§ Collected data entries

------------------------

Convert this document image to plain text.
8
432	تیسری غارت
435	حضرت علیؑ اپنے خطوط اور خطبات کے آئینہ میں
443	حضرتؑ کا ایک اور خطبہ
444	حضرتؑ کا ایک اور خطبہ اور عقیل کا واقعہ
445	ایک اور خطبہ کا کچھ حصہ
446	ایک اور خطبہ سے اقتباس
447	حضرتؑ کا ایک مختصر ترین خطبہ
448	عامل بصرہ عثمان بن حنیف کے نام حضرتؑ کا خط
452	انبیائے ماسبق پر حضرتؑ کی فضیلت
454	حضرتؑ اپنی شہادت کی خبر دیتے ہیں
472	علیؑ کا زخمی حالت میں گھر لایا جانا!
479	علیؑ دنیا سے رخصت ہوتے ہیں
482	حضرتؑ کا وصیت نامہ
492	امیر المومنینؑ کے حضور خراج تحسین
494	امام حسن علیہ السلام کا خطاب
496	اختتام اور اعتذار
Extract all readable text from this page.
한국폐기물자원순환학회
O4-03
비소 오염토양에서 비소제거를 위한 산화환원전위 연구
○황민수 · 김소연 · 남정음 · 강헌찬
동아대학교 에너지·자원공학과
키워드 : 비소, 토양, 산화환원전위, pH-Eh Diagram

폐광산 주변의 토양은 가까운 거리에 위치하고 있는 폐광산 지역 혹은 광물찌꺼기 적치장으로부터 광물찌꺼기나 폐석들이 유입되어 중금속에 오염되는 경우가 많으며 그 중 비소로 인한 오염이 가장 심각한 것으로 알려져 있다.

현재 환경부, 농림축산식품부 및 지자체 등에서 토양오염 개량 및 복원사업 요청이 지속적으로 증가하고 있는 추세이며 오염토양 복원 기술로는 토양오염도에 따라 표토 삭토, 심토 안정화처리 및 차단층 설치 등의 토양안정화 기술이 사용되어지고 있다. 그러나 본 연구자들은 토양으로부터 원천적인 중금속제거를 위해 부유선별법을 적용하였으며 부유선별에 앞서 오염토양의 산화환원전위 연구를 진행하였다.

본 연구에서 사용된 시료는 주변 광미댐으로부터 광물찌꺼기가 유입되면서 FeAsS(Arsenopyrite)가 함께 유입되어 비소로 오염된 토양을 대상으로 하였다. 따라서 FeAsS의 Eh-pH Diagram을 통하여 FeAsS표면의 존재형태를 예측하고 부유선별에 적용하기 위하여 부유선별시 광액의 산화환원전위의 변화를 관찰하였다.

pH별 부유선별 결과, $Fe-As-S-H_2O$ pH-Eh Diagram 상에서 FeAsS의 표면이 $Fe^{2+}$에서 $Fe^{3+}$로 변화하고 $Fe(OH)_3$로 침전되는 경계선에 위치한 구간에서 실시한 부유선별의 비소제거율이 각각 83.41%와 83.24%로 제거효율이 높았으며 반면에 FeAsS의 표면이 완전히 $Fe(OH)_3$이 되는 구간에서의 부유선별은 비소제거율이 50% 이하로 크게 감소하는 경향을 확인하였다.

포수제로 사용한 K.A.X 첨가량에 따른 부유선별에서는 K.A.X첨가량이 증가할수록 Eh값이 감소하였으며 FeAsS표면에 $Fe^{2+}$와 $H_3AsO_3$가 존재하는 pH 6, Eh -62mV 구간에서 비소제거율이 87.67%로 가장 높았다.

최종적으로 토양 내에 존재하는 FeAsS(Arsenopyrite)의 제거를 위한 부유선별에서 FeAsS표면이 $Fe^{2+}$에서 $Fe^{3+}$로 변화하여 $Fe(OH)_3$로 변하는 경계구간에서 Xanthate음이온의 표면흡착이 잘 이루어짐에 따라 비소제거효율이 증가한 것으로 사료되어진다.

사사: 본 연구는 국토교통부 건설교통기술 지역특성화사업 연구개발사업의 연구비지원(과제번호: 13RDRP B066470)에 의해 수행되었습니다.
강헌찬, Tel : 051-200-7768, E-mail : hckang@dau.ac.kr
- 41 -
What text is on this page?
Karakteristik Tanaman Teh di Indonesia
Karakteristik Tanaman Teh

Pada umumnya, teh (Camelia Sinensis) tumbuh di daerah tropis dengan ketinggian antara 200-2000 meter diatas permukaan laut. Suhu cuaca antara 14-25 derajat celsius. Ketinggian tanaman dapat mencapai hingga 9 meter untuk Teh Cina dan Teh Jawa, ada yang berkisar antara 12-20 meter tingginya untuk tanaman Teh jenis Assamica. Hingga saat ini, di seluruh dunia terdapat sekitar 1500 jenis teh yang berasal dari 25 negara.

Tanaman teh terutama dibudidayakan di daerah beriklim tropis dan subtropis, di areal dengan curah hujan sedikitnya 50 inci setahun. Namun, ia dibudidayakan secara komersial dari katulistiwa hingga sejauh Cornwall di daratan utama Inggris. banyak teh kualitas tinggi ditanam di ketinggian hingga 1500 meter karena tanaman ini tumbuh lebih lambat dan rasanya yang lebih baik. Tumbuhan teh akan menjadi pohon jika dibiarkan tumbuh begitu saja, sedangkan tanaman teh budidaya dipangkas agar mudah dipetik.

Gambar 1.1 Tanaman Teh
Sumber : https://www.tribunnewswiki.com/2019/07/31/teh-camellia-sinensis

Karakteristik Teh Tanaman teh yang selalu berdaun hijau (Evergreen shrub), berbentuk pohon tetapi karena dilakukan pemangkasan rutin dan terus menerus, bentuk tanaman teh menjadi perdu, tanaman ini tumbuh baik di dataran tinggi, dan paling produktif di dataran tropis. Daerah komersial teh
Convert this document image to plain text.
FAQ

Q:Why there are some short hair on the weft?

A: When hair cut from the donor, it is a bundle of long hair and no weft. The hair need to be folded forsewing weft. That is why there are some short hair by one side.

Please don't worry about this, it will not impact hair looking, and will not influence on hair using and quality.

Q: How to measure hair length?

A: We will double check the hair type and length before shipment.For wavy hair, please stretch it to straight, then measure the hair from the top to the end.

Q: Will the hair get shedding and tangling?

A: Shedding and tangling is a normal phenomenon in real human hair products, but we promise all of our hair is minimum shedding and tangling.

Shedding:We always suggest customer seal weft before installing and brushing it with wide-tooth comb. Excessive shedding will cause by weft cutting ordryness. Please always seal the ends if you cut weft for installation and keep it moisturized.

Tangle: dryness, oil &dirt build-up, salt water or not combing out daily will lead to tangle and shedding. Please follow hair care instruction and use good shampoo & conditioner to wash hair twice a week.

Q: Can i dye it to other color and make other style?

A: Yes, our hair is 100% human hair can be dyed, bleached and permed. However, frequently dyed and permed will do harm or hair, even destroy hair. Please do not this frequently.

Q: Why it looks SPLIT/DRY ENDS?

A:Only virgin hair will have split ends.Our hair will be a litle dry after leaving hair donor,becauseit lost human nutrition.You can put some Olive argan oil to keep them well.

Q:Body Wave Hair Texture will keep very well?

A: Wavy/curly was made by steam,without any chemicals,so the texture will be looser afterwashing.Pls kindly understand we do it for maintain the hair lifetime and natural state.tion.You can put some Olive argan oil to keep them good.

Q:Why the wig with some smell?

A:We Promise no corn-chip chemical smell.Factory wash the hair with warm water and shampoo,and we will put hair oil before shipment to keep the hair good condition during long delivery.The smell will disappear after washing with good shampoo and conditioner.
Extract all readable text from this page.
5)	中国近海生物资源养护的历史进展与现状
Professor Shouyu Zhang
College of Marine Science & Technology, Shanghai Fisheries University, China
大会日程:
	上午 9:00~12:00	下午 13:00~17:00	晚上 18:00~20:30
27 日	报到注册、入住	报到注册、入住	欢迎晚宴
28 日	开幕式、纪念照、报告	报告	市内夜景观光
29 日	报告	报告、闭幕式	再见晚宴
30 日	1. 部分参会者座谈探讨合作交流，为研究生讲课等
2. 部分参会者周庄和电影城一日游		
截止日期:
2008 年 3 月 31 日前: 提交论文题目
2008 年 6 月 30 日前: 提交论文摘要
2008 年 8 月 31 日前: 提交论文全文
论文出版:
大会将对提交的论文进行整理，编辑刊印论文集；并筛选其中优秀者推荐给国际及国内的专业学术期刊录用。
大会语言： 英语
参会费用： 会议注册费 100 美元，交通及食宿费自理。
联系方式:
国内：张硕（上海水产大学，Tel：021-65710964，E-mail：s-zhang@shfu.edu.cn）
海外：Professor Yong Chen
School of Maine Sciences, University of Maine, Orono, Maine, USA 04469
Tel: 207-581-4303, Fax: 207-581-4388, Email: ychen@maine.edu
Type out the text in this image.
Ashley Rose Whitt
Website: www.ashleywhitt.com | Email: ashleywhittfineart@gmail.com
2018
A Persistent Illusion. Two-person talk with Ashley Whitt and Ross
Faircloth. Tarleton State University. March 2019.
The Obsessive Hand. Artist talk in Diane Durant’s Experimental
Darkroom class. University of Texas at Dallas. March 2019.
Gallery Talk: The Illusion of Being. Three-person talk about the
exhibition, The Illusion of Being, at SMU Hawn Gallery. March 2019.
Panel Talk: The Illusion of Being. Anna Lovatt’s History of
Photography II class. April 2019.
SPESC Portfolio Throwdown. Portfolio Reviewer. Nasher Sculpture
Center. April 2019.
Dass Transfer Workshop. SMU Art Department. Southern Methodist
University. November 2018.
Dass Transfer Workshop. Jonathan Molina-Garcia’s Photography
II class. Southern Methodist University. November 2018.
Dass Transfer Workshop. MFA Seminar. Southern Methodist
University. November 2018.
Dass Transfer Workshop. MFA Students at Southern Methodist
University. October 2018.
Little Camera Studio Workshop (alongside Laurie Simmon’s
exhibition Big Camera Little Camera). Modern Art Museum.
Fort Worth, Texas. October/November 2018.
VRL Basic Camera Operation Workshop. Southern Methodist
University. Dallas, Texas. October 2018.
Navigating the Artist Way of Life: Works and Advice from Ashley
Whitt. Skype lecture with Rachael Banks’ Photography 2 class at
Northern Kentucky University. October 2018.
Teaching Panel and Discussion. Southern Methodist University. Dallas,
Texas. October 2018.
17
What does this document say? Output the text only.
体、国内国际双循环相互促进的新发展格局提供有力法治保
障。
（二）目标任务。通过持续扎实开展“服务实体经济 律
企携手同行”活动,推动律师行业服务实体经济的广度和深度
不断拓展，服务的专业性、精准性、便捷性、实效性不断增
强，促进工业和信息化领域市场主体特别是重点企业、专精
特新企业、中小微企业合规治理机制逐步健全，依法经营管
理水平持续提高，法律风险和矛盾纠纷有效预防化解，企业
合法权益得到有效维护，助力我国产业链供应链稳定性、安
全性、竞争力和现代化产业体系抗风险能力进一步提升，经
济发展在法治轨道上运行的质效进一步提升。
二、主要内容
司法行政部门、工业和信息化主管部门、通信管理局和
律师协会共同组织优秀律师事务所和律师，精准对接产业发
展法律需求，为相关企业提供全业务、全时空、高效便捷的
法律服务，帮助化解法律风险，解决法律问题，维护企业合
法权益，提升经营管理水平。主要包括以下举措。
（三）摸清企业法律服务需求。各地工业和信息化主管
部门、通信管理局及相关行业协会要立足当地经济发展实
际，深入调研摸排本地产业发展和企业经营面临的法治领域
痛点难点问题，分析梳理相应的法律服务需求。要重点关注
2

------------------------

§ What is required
State, as a bare number, how many lines of the listing hold the word "smell".

§ Task result
2